__WHAT IS NEEDED__
Every entry must be echoed exactly.

--- begin RECORD EXCERPTS ---

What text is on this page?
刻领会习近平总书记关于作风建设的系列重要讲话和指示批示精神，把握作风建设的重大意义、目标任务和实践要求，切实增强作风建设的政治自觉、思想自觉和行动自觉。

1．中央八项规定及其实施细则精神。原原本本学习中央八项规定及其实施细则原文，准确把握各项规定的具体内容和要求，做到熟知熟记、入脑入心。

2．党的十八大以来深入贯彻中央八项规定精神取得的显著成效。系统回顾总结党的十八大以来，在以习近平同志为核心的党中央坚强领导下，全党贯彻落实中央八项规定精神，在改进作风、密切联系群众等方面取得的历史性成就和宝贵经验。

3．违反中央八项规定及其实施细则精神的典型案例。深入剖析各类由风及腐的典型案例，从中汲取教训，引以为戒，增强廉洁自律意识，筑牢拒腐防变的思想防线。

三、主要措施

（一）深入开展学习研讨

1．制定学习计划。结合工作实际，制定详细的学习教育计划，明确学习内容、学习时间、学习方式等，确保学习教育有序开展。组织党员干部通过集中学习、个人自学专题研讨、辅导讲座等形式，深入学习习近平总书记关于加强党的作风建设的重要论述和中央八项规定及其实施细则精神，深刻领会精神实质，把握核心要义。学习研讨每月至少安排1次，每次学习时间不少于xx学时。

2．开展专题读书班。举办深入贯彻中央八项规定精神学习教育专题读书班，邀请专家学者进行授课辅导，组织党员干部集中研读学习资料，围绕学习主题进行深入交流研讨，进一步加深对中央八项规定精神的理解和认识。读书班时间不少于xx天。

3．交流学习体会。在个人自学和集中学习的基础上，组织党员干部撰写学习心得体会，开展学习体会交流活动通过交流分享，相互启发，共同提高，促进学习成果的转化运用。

--- end RECORD EXCERPTS ---

__THE REPLY__
What text is on this page?
刻领会习近平总书记关于作风建设的系列重要讲话和指示批示精神，把握作风建设的重大意义、目标任务和实践要求，切实增强作风建设的政治自觉、思想自觉和行动自觉。

1．中央八项规定及其实施细则精神。原原本本学习中央八项规定及其实施细则原文，准确把握各项规定的具体内容和要求，做到熟知熟记、入脑入心。

2．党的十八大以来深入贯彻中央八项规定精神取得的显著成效。系统回顾总结党的十八大以来，在以习近平同志为核心的党中央坚强领导下，全党贯彻落实中央八项规定精神，在改进作风、密切联系群众等方面取得的历史性成就和宝贵经验。

3．违反中央八项规定及其实施细则精神的典型案例。深入剖析各类由风及腐的典型案例，从中汲取教训，引以为戒，增强廉洁自律意识，筑牢拒腐防变的思想防线。

三、主要措施

（一）深入开展学习研讨

1．制定学习计划。结合工作实际，制定详细的学习教育计划，明确学习内容、学习时间、学习方式等，确保学习教育有序开展。组织党员干部通过集中学习、个人自学专题研讨、辅导讲座等形式，深入学习习近平总书记关于加强党的作风建设的重要论述和中央八项规定及其实施细则精神，深刻领会精神实质，把握核心要义。学习研讨每月至少安排1次，每次学习时间不少于xx学时。

2．开展专题读书班。举办深入贯彻中央八项规定精神学习教育专题读书班，邀请专家学者进行授课辅导，组织党员干部集中研读学习资料，围绕学习主题进行深入交流研讨，进一步加深对中央八项规定精神的理解和认识。读书班时间不少于xx天。

3．交流学习体会。在个人自学和集中学习的基础上，组织党员干部撰写学习心得体会，开展学习体会交流活动通过交流分享，相互启发，共同提高，促进学习成果的转化运用。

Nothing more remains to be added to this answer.